* **What is expected**: Where a line of the listing below includes the word "photo", reproduce that line.

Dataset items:
———
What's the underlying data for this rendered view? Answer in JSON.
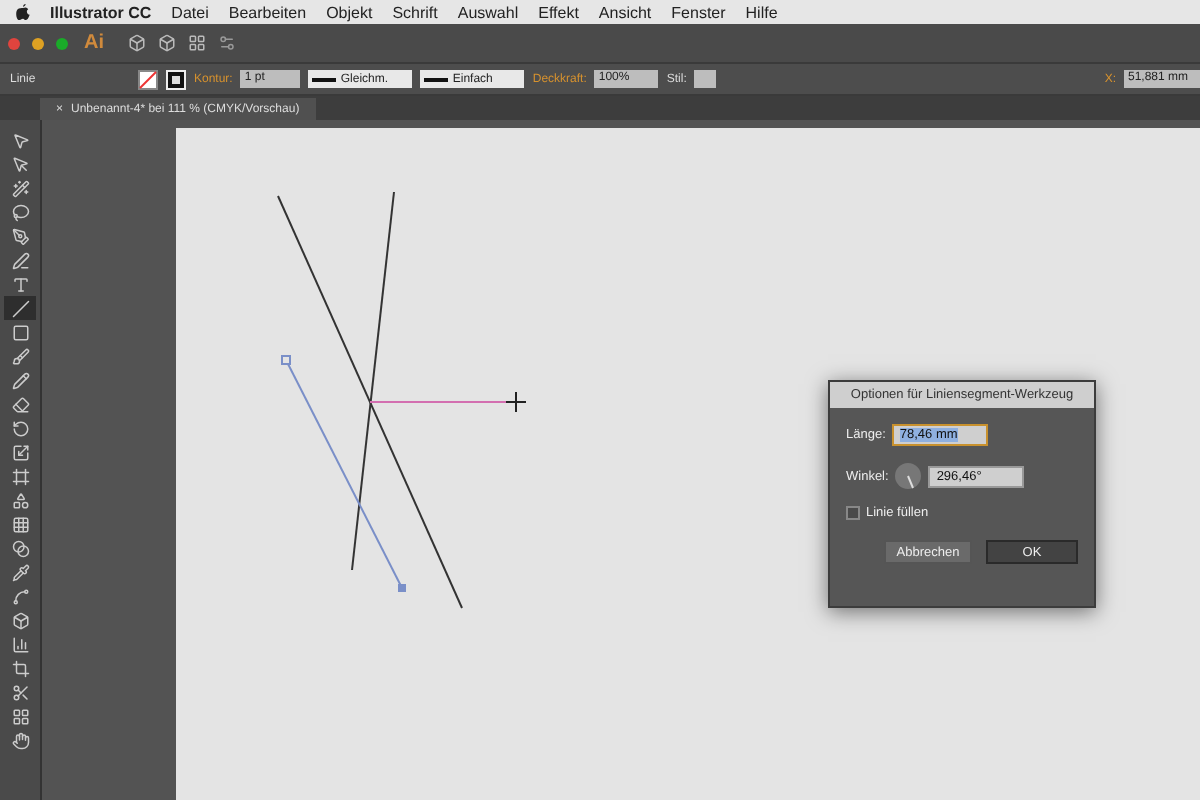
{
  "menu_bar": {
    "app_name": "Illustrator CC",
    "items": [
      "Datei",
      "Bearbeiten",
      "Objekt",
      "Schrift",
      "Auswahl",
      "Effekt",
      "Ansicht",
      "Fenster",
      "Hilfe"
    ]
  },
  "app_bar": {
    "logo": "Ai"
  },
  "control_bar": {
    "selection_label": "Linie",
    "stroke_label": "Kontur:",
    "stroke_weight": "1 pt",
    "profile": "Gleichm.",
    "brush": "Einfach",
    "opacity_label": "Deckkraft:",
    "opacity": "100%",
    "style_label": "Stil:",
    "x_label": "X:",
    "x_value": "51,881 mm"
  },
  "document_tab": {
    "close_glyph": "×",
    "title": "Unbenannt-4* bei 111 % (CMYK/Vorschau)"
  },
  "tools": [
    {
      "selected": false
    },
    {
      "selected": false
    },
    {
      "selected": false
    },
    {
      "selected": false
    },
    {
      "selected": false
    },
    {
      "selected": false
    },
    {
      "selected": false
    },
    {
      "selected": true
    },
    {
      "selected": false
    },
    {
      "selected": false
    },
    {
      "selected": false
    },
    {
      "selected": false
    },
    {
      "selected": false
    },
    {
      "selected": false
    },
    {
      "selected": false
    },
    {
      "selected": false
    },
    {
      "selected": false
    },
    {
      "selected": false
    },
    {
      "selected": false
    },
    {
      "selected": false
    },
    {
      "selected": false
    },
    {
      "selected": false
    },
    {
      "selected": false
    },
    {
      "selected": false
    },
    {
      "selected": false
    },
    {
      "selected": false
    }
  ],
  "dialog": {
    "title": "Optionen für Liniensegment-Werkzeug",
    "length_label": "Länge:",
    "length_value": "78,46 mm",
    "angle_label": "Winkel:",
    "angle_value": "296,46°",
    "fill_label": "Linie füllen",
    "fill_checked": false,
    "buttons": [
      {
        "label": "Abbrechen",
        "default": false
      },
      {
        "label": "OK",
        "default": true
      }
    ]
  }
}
———
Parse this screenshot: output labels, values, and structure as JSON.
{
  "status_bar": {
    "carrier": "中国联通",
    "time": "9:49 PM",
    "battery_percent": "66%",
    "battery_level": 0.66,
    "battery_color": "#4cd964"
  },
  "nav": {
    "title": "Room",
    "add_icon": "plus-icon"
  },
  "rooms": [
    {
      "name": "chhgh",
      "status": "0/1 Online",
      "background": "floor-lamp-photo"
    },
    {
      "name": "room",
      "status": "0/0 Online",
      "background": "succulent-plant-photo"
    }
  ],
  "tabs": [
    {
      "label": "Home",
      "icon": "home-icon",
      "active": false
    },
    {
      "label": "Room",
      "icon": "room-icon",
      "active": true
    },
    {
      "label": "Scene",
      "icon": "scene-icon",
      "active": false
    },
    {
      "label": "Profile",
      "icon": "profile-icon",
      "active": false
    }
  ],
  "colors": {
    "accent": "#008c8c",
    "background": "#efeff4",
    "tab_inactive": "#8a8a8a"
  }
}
———
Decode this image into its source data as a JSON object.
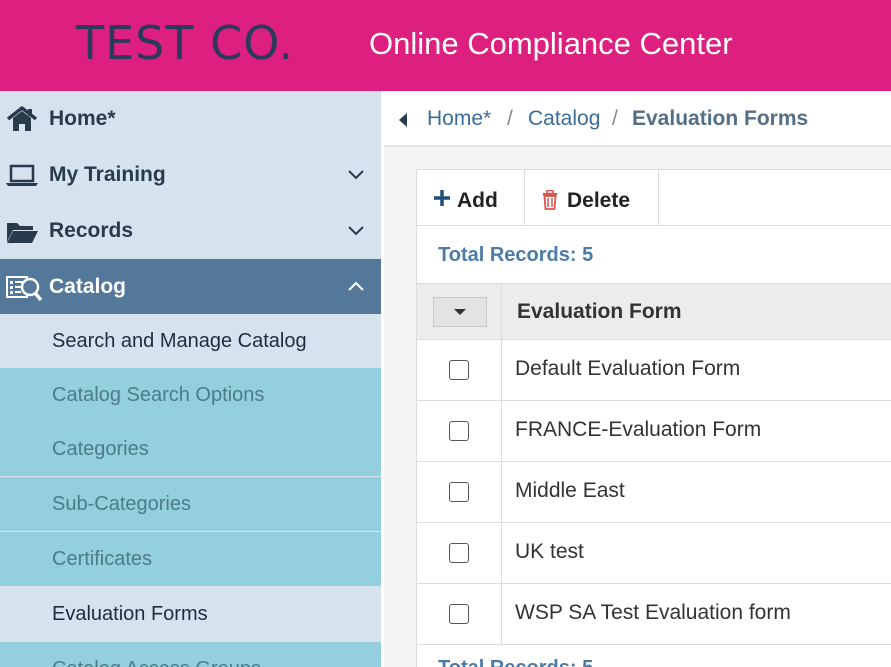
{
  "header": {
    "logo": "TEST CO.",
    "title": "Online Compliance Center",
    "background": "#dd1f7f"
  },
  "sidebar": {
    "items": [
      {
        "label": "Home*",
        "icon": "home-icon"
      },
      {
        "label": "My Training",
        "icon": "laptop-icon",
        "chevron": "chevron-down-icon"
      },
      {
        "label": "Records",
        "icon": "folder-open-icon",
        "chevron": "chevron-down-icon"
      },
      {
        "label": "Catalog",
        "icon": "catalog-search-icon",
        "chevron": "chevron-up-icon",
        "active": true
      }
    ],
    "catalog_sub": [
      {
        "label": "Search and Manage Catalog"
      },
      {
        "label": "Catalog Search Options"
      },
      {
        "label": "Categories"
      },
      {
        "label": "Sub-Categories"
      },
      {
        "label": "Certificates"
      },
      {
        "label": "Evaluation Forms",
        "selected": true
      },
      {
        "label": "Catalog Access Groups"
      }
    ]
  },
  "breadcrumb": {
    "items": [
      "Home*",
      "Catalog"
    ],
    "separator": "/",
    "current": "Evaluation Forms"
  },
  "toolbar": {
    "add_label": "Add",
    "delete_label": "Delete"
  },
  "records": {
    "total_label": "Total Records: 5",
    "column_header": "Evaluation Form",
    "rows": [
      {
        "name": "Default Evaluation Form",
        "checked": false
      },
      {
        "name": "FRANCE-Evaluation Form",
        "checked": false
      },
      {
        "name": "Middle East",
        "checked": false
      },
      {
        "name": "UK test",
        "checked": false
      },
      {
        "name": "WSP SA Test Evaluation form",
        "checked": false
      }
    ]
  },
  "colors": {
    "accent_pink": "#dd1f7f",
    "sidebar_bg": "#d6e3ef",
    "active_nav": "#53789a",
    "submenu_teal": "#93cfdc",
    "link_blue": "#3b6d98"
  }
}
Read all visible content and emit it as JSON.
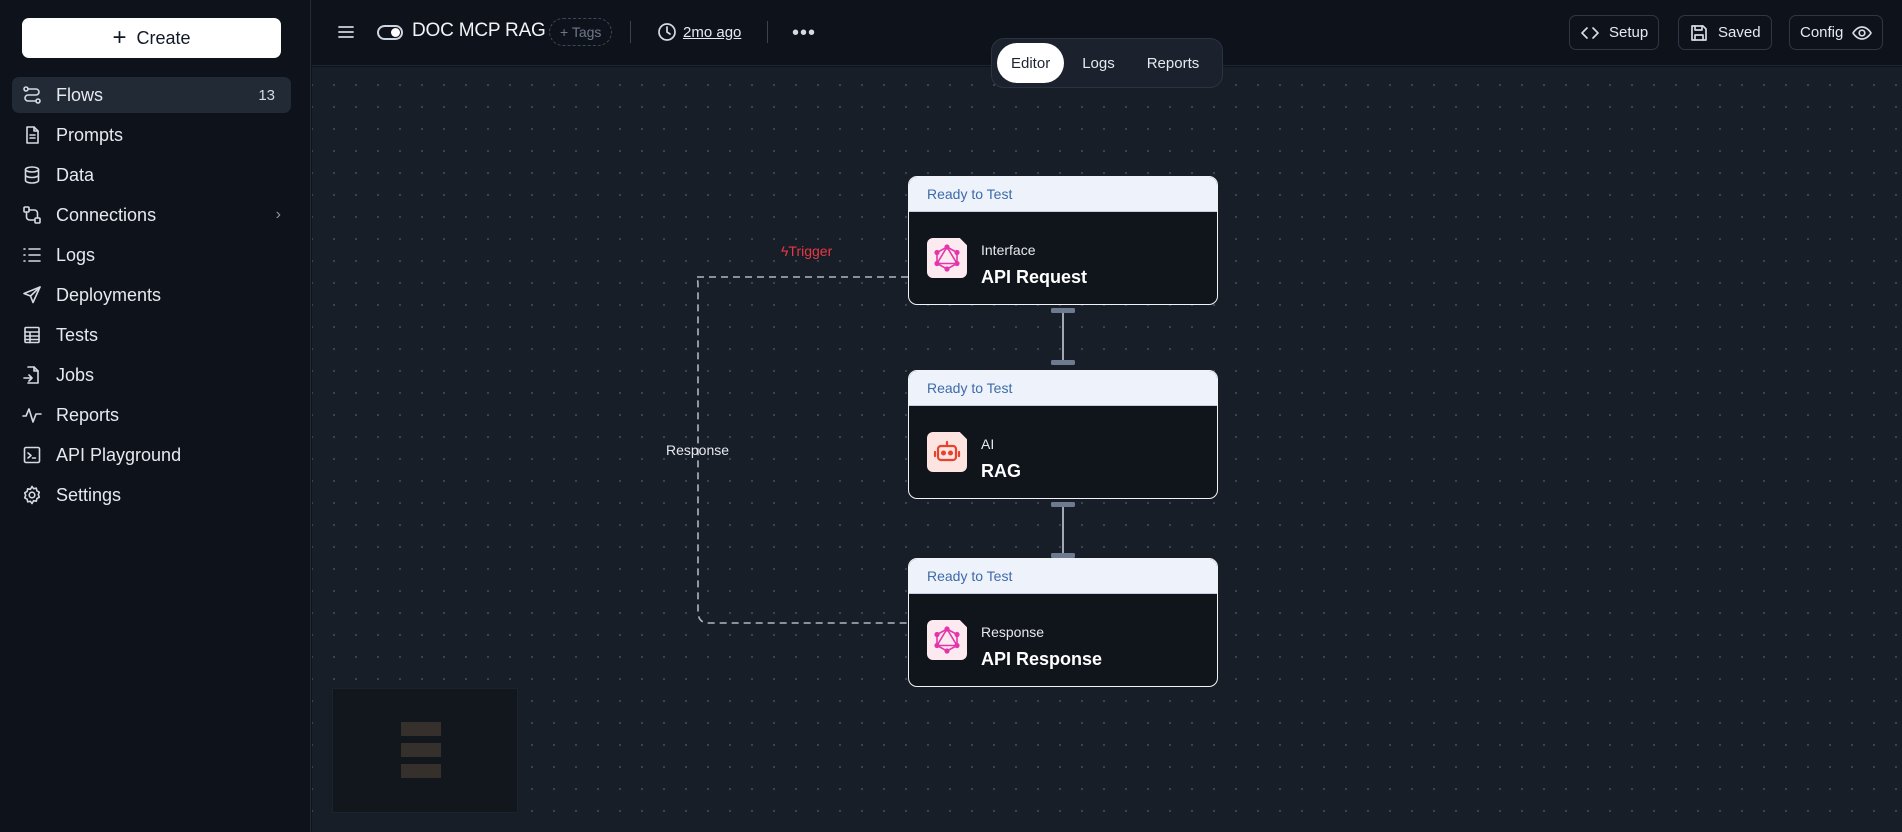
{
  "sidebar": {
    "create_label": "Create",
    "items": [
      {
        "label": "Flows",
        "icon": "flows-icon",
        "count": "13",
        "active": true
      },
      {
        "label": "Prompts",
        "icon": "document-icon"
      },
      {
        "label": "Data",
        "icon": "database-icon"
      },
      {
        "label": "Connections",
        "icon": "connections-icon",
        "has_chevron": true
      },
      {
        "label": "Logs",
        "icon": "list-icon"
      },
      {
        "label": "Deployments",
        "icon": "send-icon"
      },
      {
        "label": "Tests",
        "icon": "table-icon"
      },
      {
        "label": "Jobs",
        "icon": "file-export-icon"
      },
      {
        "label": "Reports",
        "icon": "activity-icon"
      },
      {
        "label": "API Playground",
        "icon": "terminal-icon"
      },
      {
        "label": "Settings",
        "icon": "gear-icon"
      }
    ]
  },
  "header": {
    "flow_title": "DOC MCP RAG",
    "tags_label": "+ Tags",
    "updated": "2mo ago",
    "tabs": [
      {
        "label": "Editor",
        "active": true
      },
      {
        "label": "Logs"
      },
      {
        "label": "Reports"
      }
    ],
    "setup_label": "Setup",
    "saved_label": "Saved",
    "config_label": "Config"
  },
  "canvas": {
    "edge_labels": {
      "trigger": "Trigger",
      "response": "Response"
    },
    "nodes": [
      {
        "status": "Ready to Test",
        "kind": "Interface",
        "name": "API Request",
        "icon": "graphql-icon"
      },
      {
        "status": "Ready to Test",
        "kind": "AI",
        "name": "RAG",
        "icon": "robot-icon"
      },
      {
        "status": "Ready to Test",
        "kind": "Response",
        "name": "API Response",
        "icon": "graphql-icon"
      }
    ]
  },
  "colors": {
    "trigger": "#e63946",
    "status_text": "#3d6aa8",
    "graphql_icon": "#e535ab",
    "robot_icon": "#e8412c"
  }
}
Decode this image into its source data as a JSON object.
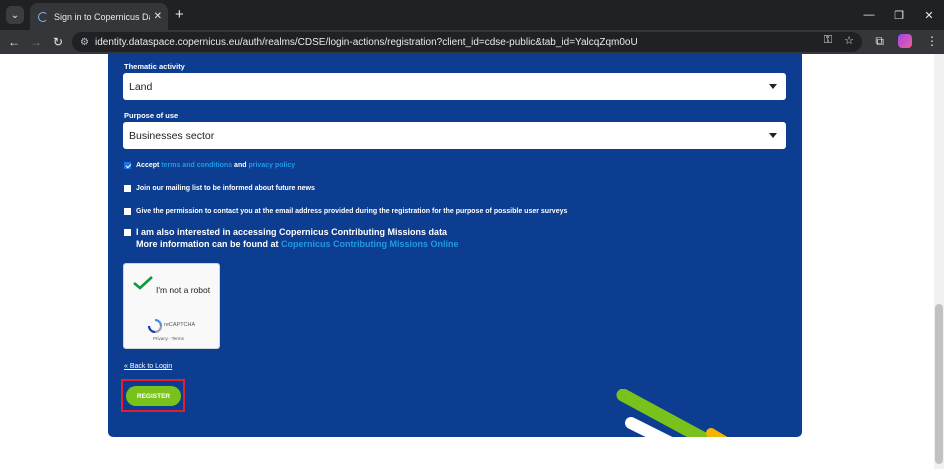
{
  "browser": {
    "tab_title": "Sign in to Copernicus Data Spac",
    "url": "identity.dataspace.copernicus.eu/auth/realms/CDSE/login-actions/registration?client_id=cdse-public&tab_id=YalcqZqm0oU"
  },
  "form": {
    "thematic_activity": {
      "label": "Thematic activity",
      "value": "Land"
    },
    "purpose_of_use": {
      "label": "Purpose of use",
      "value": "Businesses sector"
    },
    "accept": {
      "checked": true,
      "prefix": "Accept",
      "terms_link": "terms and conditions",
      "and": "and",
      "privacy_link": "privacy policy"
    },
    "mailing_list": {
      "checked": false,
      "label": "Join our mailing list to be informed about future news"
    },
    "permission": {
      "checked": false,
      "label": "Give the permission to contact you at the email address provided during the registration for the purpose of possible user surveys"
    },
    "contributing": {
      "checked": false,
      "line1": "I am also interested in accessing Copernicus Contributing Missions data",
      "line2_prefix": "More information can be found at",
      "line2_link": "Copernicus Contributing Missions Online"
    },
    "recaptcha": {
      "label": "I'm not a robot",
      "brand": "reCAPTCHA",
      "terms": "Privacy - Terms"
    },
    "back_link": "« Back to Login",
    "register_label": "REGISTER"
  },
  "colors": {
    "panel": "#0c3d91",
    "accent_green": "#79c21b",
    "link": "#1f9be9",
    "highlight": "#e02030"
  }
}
———
* **Written solution**:
      "background": "floor-lamp-photo"
      "background": "succulent-plant-photo"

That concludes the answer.